# WHAT YOU SHOULD DO:
Everything in the listing except the pictures should be written out exactly.

# STORED RECORDS:
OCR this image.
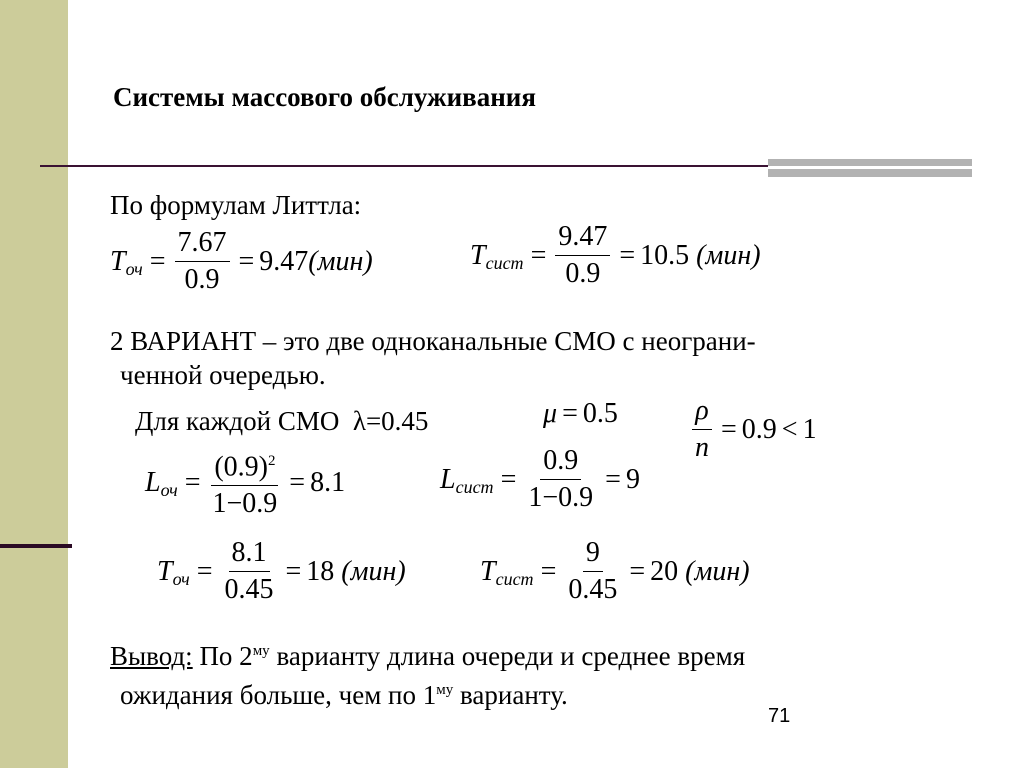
Системы массового обслуживания
По формулам Литтла:
T оч = $\frac{7.67}{0.9} = 9.47$ (мин)	T сист = $\frac{9.47}{0.9} = 10.5$
(мин)
2 ВАРИАНТ – это две одноканальные СМО с неограни-
ченной очередью.
Для каждой СМО λ=0.45	μ = 0.5	$\frac{\rho}{n} = 0.9 < 1$
L оч = $\frac{(0.9)^2}{1-0.9} = 8.1$	L сист = $\frac{0.9}{1-0.9} = 9$
T оч = $\frac{8.1}{0.45} = 18$
(мин)	T сист = $\frac{9}{0.45} = 20$
(мин)
Вывод: По $2^{му}$ варианту длина очереди и среднее время
ожидания больше, чем по $1^{му}$ варианту.
71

# TASK RESPONSE:
OCR this image.
Системы массового обслуживания
По формулам Литтла:
T оч = $\frac{7.67}{0.9} = 9.47$ (мин)	T сист = $\frac{9.47}{0.9} = 10.5$
(мин)
2 ВАРИАНТ – это две одноканальные СМО с неограни-
ченной очередью.
Для каждой СМО λ=0.45	μ = 0.5	$\frac{\rho}{n} = 0.9 < 1$
L оч = $\frac{(0.9)^2}{1-0.9} = 8.1$	L сист = $\frac{0.9}{1-0.9} = 9$
T оч = $\frac{8.1}{0.45} = 18$
(мин)	T сист = $\frac{9}{0.45} = 20$
(мин)
Вывод: По $2^{му}$ варианту длина очереди и среднее время
ожидания больше, чем по $1^{му}$ варианту.
71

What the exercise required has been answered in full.